━━━━━ Excerpted text ━━━━━

Re: More fun with unmounting ESTALE directories.

public inbox for linux-nfs@vger.kernel.org
 help / color / mirror / Atom feed

From: Jeff Layton <jlayton@redhat.com>
To: NeilBrown <neilb@suse.de>
Cc: "Myklebust, Trond" <Trond.Myklebust@netapp.com>,
	Alexander Viro <viro@zeniv.linux.org.uk>,
	NFS <linux-nfs@vger.kernel.org>,
	steved@redhat.com
Subject: Re: More fun with unmounting ESTALE directories.
Date: Mon, 18 Feb 2013 07:41:05 -0500	[thread overview]
Message-ID: <20130218074105.38cf49ea@tlielax.poochiereds.net> (raw)
In-Reply-To: <20130218132509.0ce779de@notabene.brown>

[-- Attachment #1: Type: text/plain, Size: 8741 bytes --]

On Mon, 18 Feb 2013 13:25:09 +1100
NeilBrown <neilb@suse.de> wrote:

> On Thu, 14 Feb 2013 10:42:30 -0500 Jeff Layton <jlayton@redhat.com> wrote:
> 
> > On Tue, 12 Feb 2013 11:38:13 +1100
> > NeilBrown <neilb@suse.de> wrote:
> > 
> > > 
> > > I've been exploring difficulties with unmounting stale directories and
> > > discovered another bug.
> > > 
> > > If I:
> > > 
> > > SERVER:  mkdir /foo/bar  #and make sure it is exported
> > > CLIENT:  mount -o vers=4 server:/foo/bar /mnt
> > > SERVER:  rm -r /foo
> > > CLIENT:  > /mnt/baz # gets an error of course
> > > CLIENT:  ls -l /mnt # error again
> > > CLIENT:  umount /mnt
> > > 
> > > The result of that last command is:
> > > 
> > > /mnt was not found in /proc/mounts
> > > /mnt was not found in /proc/mounts
> > > 
> > > Strange?
> > > 
> > > cat /proc/mounts
> > > 
> > > .....
> > > 10.0.2.2://foo/bar /mnt\040(deleted) nfs4 rw,relatime,vers=4,rsize=1048576,wsize=1048576,namlen=255,hard,proto=tcp,timeo=600,retrans=2,sec=sys,clientaddr=10.0.2.15,minorversion=0,local_lock=none,addr=10.0.2.2 0 0
> > > ....
> > > 
> > > Notice the "\040(deleted)".
> > > 
> > > NFS has unhashed that directory because it is obviously bad, and d_path()
> > > notices and adds " (deleted)".
> > > 
> > > Now I might be able to argue that NFS shouldn't be unhashing a directory that
> > > is a mountpoint - it certainly seems strange behaviour.
> > > 
> > > But I think I can more strongly argue that /proc/mounts shouldn't be showing
> > > the mounted directory, but instead the directory that it is mounted on.
> > > Obviously these both have the same name so it shouldn't matter ... except
> > > that here is a case where it does.
> > > 
> > > I "fixed" it with
> > > 
> > > --- a/fs/proc_namespace.c
> > > +++ b/fs/proc_namespace.c
> > > @@ -93,7 +93,7 @@ static int show_vfsmnt(struct seq_file *m, struct vfsmount *mnt)
> > >  {
> > >  	struct mount *r = real_mount(mnt);
> > >  	int err = 0;
> > > -	struct path mnt_path = { .dentry = mnt->mnt_root, .mnt = mnt };
> > > +	struct path mnt_path = { .dentry = r->mnt_mountpoint, .mnt = &(r->mnt_parent)->mnt };
> > >  	struct super_block *sb = mnt_path.dentry->d_sb;
> > >  
> > >  	if (sb->s_op->show_devname) {
> > > 
> > > though I suspect that isn't safe and needs some locking.

━━━━━ Dataset ━━━━━

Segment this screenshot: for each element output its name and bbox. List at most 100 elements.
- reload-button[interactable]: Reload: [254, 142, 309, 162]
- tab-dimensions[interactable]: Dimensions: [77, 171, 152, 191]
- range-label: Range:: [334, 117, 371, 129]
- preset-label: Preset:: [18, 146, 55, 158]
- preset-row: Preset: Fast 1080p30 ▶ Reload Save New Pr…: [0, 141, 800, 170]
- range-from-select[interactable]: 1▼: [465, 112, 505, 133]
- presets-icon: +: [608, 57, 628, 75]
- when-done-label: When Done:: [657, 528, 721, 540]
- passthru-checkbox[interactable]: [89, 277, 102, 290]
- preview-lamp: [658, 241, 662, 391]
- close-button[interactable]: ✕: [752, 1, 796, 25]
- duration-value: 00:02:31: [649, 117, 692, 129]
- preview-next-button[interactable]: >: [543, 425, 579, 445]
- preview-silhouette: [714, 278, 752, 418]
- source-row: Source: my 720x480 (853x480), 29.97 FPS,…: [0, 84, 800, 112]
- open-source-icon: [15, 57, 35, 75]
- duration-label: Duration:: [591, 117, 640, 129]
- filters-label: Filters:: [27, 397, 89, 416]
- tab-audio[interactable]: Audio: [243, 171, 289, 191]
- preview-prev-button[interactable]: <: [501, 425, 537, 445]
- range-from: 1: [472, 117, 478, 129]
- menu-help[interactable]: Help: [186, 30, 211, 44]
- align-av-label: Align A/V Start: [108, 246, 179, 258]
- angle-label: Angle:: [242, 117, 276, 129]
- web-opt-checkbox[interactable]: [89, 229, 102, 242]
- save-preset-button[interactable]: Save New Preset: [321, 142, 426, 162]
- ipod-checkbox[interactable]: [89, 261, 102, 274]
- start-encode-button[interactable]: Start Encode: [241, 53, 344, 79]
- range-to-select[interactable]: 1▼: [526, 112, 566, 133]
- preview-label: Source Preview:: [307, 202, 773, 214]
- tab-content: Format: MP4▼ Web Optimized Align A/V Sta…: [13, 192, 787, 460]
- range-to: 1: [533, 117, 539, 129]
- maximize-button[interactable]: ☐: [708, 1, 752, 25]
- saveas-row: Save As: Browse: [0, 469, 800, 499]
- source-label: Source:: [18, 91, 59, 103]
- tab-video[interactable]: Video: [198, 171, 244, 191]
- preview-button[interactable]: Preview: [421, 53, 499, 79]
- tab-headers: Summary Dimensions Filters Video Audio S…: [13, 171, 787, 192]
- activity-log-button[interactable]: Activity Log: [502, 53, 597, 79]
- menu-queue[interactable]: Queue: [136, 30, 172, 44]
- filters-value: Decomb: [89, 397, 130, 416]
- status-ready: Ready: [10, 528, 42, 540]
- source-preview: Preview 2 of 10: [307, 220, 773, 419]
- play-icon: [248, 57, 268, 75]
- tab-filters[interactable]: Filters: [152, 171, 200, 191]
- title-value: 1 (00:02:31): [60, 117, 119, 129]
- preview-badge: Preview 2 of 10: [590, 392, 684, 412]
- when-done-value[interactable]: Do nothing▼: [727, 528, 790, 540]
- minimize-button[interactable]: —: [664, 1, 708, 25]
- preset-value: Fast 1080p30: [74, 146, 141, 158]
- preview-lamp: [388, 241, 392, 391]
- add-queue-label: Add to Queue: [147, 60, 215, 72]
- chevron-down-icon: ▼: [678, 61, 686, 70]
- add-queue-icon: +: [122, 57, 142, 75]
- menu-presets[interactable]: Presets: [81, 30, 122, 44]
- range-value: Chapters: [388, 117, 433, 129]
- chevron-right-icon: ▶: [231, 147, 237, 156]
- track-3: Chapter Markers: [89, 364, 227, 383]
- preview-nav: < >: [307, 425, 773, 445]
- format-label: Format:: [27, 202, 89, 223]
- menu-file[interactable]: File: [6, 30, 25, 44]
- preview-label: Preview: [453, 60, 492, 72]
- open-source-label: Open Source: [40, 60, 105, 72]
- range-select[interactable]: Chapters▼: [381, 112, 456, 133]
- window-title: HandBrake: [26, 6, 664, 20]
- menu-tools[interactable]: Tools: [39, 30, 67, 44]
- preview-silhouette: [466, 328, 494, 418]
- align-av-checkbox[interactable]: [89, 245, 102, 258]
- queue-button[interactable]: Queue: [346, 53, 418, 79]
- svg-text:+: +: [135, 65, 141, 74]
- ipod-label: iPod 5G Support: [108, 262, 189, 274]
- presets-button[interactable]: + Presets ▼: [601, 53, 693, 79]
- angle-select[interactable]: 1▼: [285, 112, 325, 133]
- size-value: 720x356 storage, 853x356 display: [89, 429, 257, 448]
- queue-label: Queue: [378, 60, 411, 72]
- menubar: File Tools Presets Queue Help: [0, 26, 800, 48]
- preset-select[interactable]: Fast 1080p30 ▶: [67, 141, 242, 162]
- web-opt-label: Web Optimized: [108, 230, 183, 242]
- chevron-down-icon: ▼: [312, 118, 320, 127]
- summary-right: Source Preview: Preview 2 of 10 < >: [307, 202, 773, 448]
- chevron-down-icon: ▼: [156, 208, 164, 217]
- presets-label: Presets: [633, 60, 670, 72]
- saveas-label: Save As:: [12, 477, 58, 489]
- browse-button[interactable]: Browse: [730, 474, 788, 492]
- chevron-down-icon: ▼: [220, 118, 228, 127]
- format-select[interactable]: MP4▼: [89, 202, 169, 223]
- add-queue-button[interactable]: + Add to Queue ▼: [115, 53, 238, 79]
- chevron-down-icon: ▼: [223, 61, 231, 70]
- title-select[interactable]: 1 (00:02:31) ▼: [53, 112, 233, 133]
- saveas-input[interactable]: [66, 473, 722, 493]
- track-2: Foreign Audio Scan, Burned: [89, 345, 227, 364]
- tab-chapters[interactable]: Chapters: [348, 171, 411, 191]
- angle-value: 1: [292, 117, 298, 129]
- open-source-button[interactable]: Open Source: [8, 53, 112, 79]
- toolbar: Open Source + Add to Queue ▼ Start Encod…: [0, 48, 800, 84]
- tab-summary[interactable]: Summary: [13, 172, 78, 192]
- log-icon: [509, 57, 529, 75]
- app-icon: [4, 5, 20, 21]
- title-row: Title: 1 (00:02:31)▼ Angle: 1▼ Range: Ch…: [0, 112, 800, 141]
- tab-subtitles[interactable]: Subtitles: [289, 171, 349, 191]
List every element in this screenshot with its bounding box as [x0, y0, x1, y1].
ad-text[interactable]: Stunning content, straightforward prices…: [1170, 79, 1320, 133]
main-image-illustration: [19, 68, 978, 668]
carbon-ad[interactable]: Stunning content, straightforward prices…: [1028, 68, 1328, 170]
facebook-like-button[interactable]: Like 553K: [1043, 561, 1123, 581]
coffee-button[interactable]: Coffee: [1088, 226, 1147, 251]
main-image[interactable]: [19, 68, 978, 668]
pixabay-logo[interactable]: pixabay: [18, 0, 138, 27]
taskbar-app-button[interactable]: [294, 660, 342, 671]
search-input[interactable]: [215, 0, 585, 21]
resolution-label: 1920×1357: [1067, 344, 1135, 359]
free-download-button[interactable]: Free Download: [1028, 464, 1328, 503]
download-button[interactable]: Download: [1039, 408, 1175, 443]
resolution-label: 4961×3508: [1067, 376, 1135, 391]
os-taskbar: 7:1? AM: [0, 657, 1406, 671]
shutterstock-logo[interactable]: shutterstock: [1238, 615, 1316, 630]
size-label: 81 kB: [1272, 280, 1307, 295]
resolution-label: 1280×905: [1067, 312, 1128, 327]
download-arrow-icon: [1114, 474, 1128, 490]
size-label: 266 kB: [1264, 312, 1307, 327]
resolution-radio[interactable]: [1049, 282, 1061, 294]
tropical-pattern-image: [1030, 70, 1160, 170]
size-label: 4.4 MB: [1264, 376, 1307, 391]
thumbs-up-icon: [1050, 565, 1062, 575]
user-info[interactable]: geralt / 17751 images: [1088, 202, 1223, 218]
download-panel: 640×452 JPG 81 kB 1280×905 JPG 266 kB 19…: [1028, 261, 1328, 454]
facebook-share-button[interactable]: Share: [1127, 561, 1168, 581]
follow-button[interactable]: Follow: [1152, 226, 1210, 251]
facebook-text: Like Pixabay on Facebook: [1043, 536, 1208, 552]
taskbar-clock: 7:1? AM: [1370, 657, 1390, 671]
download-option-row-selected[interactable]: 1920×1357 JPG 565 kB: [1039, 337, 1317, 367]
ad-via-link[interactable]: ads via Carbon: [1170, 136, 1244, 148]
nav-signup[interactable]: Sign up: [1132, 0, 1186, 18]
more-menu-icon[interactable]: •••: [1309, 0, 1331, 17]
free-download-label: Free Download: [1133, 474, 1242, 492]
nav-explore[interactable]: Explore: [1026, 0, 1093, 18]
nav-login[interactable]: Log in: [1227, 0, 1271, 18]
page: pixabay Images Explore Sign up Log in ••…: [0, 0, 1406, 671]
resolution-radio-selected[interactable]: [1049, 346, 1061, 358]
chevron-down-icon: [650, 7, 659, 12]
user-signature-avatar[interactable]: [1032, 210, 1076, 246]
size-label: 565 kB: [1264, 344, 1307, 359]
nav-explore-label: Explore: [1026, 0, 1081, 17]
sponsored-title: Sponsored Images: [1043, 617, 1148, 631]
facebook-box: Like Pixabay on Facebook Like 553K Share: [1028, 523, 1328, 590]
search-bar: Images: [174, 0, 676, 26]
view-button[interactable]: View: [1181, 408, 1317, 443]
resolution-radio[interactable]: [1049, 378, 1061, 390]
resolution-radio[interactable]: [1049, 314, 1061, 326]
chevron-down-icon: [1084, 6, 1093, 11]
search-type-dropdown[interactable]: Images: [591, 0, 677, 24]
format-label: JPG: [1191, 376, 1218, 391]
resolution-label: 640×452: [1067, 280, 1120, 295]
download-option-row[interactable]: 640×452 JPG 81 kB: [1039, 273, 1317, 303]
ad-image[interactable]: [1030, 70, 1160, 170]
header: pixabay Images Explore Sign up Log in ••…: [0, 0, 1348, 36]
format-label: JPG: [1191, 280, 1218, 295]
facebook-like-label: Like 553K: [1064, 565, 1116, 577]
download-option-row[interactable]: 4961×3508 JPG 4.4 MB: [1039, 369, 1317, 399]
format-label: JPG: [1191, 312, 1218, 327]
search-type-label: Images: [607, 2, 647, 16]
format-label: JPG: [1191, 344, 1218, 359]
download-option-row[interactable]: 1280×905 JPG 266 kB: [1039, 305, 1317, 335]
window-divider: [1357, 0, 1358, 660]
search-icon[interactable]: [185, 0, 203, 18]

━━━━━

Continue the mailing-list thread on unmounting stale NFS directories from its last line. The listing comes from a source unrelated to the mailing-list thread.

Response -
> > > 
> > > Probably both should be fixed:  NFS should not invalidate any mounted
> > > directory, and show_vfsmnt() should report the mointpoint, not the mounted
> > > directory.
> > > 
> > > I can't figure out any way to get NFS to not invalidate the mounted directory.
> > > I think it happens in nfs_lookup_revalidate() when it calls d_drop(), but I
> > > don't know how to tell if a given dentry is a mnt_root for any mountpoint.
> > > 
> > > Suggestions?  Thoughts?
> > > 
> > > Thanks,
> > > NeilBrown
> > > 
> > 
> > I've also been looking at some weird ESTALE problems. Here's another
> > fun one that doesn't involve mountpoints. Assume here that we're
> > working in the same exported directory on client and server:
> > 
> >     server# mkdir a
> >     client# cd a
> >     server# mv a a.bak
> >     client# sleep 30  # (or whatever the dir attrcache timeout is)
> >     client# stat .
> >     stat: cannot stat ‘.’: Stale NFS file handle
> > 
> > Obviously, "." should not be stale. It got renamed, but the inode still
> > exists on the server.
> > 
> > If you sniff on the wire, you'll see that the server doesn't ever send
> > an ESTALE here. What happens is that due to FS_REVAL_DOT being set, we
> > end up trying to revalidate the dentry that "." refers to. We find that
> > the parent changed (obviously) and then try to redo the lookup of "a".
> > At that point we notice that it doesn't exist and turn it into ESTALE.
> > 
> > I don't really understand the point of FS_REVAL_DOT. What does that
> > actually buy us? I wonder if removing it would also help your testcase?
> > 
> 
> I think that is a slightly different issue, but certainly related. 
> I have hit your problem before and have the following patch in SLES.  I think
> I tried pushing it upstream, but didn't get much in the way of a useful
> response.
> (patch is space-damaged - don't try to apply with 'patch').
> 
> BTW I have another problem, related to this one and which could be fixed by
> removing FS_REVAL_DOT.
> 
> If you
>    mount -o vers=4,noac server:/some/path /mnt
> then stop nfsd on the server and
>    umount /mnt
> 
> it hangs.
> Partly it hangs because  'mount' tries to do a 'readlink' on the mountpoint.
> I can probably get it to not do that (or use --no-canonicalize).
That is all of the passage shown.